*** Record extracts
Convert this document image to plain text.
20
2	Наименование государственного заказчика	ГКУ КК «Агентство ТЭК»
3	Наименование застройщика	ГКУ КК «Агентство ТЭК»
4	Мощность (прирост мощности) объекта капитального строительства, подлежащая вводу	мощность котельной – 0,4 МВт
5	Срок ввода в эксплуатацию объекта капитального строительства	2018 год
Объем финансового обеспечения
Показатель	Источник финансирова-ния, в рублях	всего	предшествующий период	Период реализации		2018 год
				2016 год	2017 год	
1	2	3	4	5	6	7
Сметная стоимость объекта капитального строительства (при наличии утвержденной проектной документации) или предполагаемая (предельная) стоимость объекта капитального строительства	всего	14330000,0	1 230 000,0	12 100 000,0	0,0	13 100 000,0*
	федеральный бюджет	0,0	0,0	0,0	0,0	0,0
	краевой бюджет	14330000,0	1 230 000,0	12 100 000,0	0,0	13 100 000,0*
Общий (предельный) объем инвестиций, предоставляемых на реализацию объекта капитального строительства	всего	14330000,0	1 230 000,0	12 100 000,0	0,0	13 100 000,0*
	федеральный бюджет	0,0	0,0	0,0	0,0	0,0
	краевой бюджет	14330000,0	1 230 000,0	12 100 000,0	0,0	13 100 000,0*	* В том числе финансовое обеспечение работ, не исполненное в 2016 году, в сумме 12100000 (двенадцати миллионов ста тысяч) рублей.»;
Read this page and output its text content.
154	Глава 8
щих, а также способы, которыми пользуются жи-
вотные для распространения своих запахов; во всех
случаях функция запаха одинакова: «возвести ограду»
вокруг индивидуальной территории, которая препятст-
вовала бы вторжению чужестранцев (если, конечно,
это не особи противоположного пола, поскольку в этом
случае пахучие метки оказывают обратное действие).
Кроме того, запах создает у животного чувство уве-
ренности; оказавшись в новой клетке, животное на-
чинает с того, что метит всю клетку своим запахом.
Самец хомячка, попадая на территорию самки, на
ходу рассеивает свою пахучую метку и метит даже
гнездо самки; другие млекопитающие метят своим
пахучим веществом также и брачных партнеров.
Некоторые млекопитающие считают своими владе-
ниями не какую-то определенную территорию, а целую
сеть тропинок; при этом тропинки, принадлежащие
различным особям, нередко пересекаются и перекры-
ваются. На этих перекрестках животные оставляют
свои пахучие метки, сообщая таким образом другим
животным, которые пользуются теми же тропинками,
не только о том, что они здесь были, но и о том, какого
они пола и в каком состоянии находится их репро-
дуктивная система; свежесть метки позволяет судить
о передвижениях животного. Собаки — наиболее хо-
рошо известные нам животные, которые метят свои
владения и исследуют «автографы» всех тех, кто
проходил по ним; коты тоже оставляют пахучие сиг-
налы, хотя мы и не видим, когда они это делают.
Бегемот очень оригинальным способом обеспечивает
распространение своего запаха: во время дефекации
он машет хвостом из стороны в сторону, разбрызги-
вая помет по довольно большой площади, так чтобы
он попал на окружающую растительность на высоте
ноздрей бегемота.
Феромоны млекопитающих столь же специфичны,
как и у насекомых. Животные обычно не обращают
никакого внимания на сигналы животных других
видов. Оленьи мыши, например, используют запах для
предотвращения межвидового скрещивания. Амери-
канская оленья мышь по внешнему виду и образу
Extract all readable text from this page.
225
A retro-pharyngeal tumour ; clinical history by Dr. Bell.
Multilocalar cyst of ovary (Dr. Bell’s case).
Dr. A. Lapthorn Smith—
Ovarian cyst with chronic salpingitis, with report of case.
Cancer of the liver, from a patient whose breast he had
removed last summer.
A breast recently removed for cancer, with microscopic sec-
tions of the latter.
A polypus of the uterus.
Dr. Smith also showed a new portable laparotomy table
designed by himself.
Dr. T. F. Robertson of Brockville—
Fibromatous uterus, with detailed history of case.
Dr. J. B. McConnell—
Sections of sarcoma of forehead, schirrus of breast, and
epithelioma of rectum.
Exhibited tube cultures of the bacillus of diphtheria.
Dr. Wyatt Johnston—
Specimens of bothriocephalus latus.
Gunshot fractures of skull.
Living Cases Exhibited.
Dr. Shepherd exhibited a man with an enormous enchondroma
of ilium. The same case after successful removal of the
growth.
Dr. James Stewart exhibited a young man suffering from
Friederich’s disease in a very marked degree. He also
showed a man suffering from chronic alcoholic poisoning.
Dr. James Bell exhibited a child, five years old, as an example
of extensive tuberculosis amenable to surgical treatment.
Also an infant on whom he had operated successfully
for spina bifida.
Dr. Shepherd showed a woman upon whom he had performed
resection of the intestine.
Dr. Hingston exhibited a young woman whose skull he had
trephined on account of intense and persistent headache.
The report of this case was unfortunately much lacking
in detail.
******
● **The problem**:
Return the entries in full, keeping every line exactly as it is.

● **The completed task**:
Convert this document image to plain text.
20
2	Наименование государственного заказчика	ГКУ КК «Агентство ТЭК»
3	Наименование застройщика	ГКУ КК «Агентство ТЭК»
4	Мощность (прирост мощности) объекта капитального строительства, подлежащая вводу	мощность котельной – 0,4 МВт
5	Срок ввода в эксплуатацию объекта капитального строительства	2018 год
Объем финансового обеспечения
Показатель	Источник финансирова-ния, в рублях	всего	предшествующий период	Период реализации		2018 год
				2016 год	2017 год	
1	2	3	4	5	6	7
Сметная стоимость объекта капитального строительства (при наличии утвержденной проектной документации) или предполагаемая (предельная) стоимость объекта капитального строительства	всего	14330000,0	1 230 000,0	12 100 000,0	0,0	13 100 000,0*
	федеральный бюджет	0,0	0,0	0,0	0,0	0,0
	краевой бюджет	14330000,0	1 230 000,0	12 100 000,0	0,0	13 100 000,0*
Общий (предельный) объем инвестиций, предоставляемых на реализацию объекта капитального строительства	всего	14330000,0	1 230 000,0	12 100 000,0	0,0	13 100 000,0*
	федеральный бюджет	0,0	0,0	0,0	0,0	0,0
	краевой бюджет	14330000,0	1 230 000,0	12 100 000,0	0,0	13 100 000,0*	* В том числе финансовое обеспечение работ, не исполненное в 2016 году, в сумме 12100000 (двенадцати миллионов ста тысяч) рублей.»;
Read this page and output its text content.
154	Глава 8
щих, а также способы, которыми пользуются жи-
вотные для распространения своих запахов; во всех
случаях функция запаха одинакова: «возвести ограду»
вокруг индивидуальной территории, которая препятст-
вовала бы вторжению чужестранцев (если, конечно,
это не особи противоположного пола, поскольку в этом
случае пахучие метки оказывают обратное действие).
Кроме того, запах создает у животного чувство уве-
ренности; оказавшись в новой клетке, животное на-
чинает с того, что метит всю клетку своим запахом.
Самец хомячка, попадая на территорию самки, на
ходу рассеивает свою пахучую метку и метит даже
гнездо самки; другие млекопитающие метят своим
пахучим веществом также и брачных партнеров.
Некоторые млекопитающие считают своими владе-
ниями не какую-то определенную территорию, а целую
сеть тропинок; при этом тропинки, принадлежащие
различным особям, нередко пересекаются и перекры-
ваются. На этих перекрестках животные оставляют
свои пахучие метки, сообщая таким образом другим
животным, которые пользуются теми же тропинками,
не только о том, что они здесь были, но и о том, какого
они пола и в каком состоянии находится их репро-
дуктивная система; свежесть метки позволяет судить
о передвижениях животного. Собаки — наиболее хо-
рошо известные нам животные, которые метят свои
владения и исследуют «автографы» всех тех, кто
проходил по ним; коты тоже оставляют пахучие сиг-
налы, хотя мы и не видим, когда они это делают.
Бегемот очень оригинальным способом обеспечивает
распространение своего запаха: во время дефекации
он машет хвостом из стороны в сторону, разбрызги-
вая помет по довольно большой площади, так чтобы
он попал на окружающую растительность на высоте
ноздрей бегемота.
Феромоны млекопитающих столь же специфичны,
как и у насекомых. Животные обычно не обращают
никакого внимания на сигналы животных других
видов. Оленьи мыши, например, используют запах для
предотвращения межвидового скрещивания. Амери-
канская оленья мышь по внешнему виду и образу
Extract all readable text from this page.
225
A retro-pharyngeal tumour ; clinical history by Dr. Bell.
Multilocalar cyst of ovary (Dr. Bell’s case).
Dr. A. Lapthorn Smith—
Ovarian cyst with chronic salpingitis, with report of case.
Cancer of the liver, from a patient whose breast he had
removed last summer.
A breast recently removed for cancer, with microscopic sec-
tions of the latter.
A polypus of the uterus.
Dr. Smith also showed a new portable laparotomy table
designed by himself.
Dr. T. F. Robertson of Brockville—
Fibromatous uterus, with detailed history of case.
Dr. J. B. McConnell—
Sections of sarcoma of forehead, schirrus of breast, and
epithelioma of rectum.
Exhibited tube cultures of the bacillus of diphtheria.
Dr. Wyatt Johnston—
Specimens of bothriocephalus latus.
Gunshot fractures of skull.
Living Cases Exhibited.
Dr. Shepherd exhibited a man with an enormous enchondroma
of ilium. The same case after successful removal of the
growth.
Dr. James Stewart exhibited a young man suffering from
Friederich’s disease in a very marked degree. He also
showed a man suffering from chronic alcoholic poisoning.
Dr. James Bell exhibited a child, five years old, as an example
of extensive tuberculosis amenable to surgical treatment.
Also an infant on whom he had operated successfully
for spina bifida.
Dr. Shepherd showed a woman upon whom he had performed
resection of the intestine.
Dr. Hingston exhibited a young woman whose skull he had
trephined on account of intense and persistent headache.
The report of this case was unfortunately much lacking
in detail.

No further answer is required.